Collected data entries
-*-*-
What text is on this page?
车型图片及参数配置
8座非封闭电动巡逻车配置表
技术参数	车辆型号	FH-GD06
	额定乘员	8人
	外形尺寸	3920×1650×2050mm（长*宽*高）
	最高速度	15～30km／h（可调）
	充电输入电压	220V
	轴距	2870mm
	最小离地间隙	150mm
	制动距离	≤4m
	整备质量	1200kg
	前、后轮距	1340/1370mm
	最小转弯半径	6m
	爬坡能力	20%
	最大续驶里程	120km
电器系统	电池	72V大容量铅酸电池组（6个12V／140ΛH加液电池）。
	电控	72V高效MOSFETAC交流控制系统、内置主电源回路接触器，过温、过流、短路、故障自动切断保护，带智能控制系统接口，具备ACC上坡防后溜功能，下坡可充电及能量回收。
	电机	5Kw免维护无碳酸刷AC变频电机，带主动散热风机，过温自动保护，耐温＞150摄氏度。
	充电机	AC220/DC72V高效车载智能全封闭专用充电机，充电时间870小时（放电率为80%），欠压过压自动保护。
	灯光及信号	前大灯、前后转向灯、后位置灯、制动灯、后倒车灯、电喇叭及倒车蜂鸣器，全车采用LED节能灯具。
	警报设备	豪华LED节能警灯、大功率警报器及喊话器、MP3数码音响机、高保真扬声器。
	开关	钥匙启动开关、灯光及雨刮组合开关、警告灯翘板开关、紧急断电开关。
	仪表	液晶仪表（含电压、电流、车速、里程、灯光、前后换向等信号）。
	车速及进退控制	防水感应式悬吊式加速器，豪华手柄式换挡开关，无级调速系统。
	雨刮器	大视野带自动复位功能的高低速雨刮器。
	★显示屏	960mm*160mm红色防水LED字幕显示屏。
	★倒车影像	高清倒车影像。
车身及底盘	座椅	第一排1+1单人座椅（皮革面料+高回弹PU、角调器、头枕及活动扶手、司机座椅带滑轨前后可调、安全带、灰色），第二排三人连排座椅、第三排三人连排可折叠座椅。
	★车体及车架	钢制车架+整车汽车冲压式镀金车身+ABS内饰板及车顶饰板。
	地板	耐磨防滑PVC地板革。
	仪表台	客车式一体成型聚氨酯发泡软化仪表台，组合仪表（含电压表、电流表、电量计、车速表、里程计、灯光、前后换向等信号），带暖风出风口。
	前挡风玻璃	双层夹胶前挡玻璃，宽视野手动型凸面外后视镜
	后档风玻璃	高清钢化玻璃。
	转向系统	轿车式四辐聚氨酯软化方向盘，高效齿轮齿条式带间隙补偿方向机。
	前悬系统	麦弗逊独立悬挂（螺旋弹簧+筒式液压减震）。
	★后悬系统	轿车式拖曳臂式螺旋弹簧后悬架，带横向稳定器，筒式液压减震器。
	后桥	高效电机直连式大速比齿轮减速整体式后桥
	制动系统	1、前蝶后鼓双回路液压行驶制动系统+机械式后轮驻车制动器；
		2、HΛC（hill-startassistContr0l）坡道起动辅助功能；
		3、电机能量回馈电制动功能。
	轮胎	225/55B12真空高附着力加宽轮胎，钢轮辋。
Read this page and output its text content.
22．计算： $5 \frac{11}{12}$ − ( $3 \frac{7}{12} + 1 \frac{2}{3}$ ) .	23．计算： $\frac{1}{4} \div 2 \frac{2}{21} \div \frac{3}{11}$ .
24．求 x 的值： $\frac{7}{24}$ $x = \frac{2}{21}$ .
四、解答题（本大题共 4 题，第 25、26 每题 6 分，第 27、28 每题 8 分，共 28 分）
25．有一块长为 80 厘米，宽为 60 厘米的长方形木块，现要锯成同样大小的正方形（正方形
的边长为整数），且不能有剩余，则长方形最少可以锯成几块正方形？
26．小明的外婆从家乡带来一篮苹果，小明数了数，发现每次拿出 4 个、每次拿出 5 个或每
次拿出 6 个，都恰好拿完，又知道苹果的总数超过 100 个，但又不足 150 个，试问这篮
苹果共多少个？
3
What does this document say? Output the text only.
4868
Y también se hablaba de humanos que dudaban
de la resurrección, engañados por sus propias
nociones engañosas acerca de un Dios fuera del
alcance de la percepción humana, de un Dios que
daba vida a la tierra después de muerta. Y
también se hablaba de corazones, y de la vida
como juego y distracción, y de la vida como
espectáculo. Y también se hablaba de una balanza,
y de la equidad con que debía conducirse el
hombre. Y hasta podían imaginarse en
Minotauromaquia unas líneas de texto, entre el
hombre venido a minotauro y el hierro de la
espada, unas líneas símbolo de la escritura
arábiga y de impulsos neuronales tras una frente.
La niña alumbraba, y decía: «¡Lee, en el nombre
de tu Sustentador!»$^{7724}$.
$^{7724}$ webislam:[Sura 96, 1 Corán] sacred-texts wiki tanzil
-*-*-
Your task – Reproduce each record exactly, leaving nothing out.

Solution to this task –
What text is on this page?
车型图片及参数配置
8座非封闭电动巡逻车配置表
技术参数	车辆型号	FH-GD06
	额定乘员	8人
	外形尺寸	3920×1650×2050mm（长*宽*高）
	最高速度	15～30km／h（可调）
	充电输入电压	220V
	轴距	2870mm
	最小离地间隙	150mm
	制动距离	≤4m
	整备质量	1200kg
	前、后轮距	1340/1370mm
	最小转弯半径	6m
	爬坡能力	20%
	最大续驶里程	120km
电器系统	电池	72V大容量铅酸电池组（6个12V／140ΛH加液电池）。
	电控	72V高效MOSFETAC交流控制系统、内置主电源回路接触器，过温、过流、短路、故障自动切断保护，带智能控制系统接口，具备ACC上坡防后溜功能，下坡可充电及能量回收。
	电机	5Kw免维护无碳酸刷AC变频电机，带主动散热风机，过温自动保护，耐温＞150摄氏度。
	充电机	AC220/DC72V高效车载智能全封闭专用充电机，充电时间870小时（放电率为80%），欠压过压自动保护。
	灯光及信号	前大灯、前后转向灯、后位置灯、制动灯、后倒车灯、电喇叭及倒车蜂鸣器，全车采用LED节能灯具。
	警报设备	豪华LED节能警灯、大功率警报器及喊话器、MP3数码音响机、高保真扬声器。
	开关	钥匙启动开关、灯光及雨刮组合开关、警告灯翘板开关、紧急断电开关。
	仪表	液晶仪表（含电压、电流、车速、里程、灯光、前后换向等信号）。
	车速及进退控制	防水感应式悬吊式加速器，豪华手柄式换挡开关，无级调速系统。
	雨刮器	大视野带自动复位功能的高低速雨刮器。
	★显示屏	960mm*160mm红色防水LED字幕显示屏。
	★倒车影像	高清倒车影像。
车身及底盘	座椅	第一排1+1单人座椅（皮革面料+高回弹PU、角调器、头枕及活动扶手、司机座椅带滑轨前后可调、安全带、灰色），第二排三人连排座椅、第三排三人连排可折叠座椅。
	★车体及车架	钢制车架+整车汽车冲压式镀金车身+ABS内饰板及车顶饰板。
	地板	耐磨防滑PVC地板革。
	仪表台	客车式一体成型聚氨酯发泡软化仪表台，组合仪表（含电压表、电流表、电量计、车速表、里程计、灯光、前后换向等信号），带暖风出风口。
	前挡风玻璃	双层夹胶前挡玻璃，宽视野手动型凸面外后视镜
	后档风玻璃	高清钢化玻璃。
	转向系统	轿车式四辐聚氨酯软化方向盘，高效齿轮齿条式带间隙补偿方向机。
	前悬系统	麦弗逊独立悬挂（螺旋弹簧+筒式液压减震）。
	★后悬系统	轿车式拖曳臂式螺旋弹簧后悬架，带横向稳定器，筒式液压减震器。
	后桥	高效电机直连式大速比齿轮减速整体式后桥
	制动系统	1、前蝶后鼓双回路液压行驶制动系统+机械式后轮驻车制动器；
		2、HΛC（hill-startassistContr0l）坡道起动辅助功能；
		3、电机能量回馈电制动功能。
	轮胎	225/55B12真空高附着力加宽轮胎，钢轮辋。
Read this page and output its text content.
22．计算： $5 \frac{11}{12}$ − ( $3 \frac{7}{12} + 1 \frac{2}{3}$ ) .	23．计算： $\frac{1}{4} \div 2 \frac{2}{21} \div \frac{3}{11}$ .
24．求 x 的值： $\frac{7}{24}$ $x = \frac{2}{21}$ .
四、解答题（本大题共 4 题，第 25、26 每题 6 分，第 27、28 每题 8 分，共 28 分）
25．有一块长为 80 厘米，宽为 60 厘米的长方形木块，现要锯成同样大小的正方形（正方形
的边长为整数），且不能有剩余，则长方形最少可以锯成几块正方形？
26．小明的外婆从家乡带来一篮苹果，小明数了数，发现每次拿出 4 个、每次拿出 5 个或每
次拿出 6 个，都恰好拿完，又知道苹果的总数超过 100 个，但又不足 150 个，试问这篮
苹果共多少个？
3
What does this document say? Output the text only.
4868
Y también se hablaba de humanos que dudaban
de la resurrección, engañados por sus propias
nociones engañosas acerca de un Dios fuera del
alcance de la percepción humana, de un Dios que
daba vida a la tierra después de muerta. Y
también se hablaba de corazones, y de la vida
como juego y distracción, y de la vida como
espectáculo. Y también se hablaba de una balanza,
y de la equidad con que debía conducirse el
hombre. Y hasta podían imaginarse en
Minotauromaquia unas líneas de texto, entre el
hombre venido a minotauro y el hierro de la
espada, unas líneas símbolo de la escritura
arábiga y de impulsos neuronales tras una frente.
La niña alumbraba, y decía: «¡Lee, en el nombre
de tu Sustentador!»$^{7724}$.
$^{7724}$ webislam:[Sura 96, 1 Corán] sacred-texts wiki tanzil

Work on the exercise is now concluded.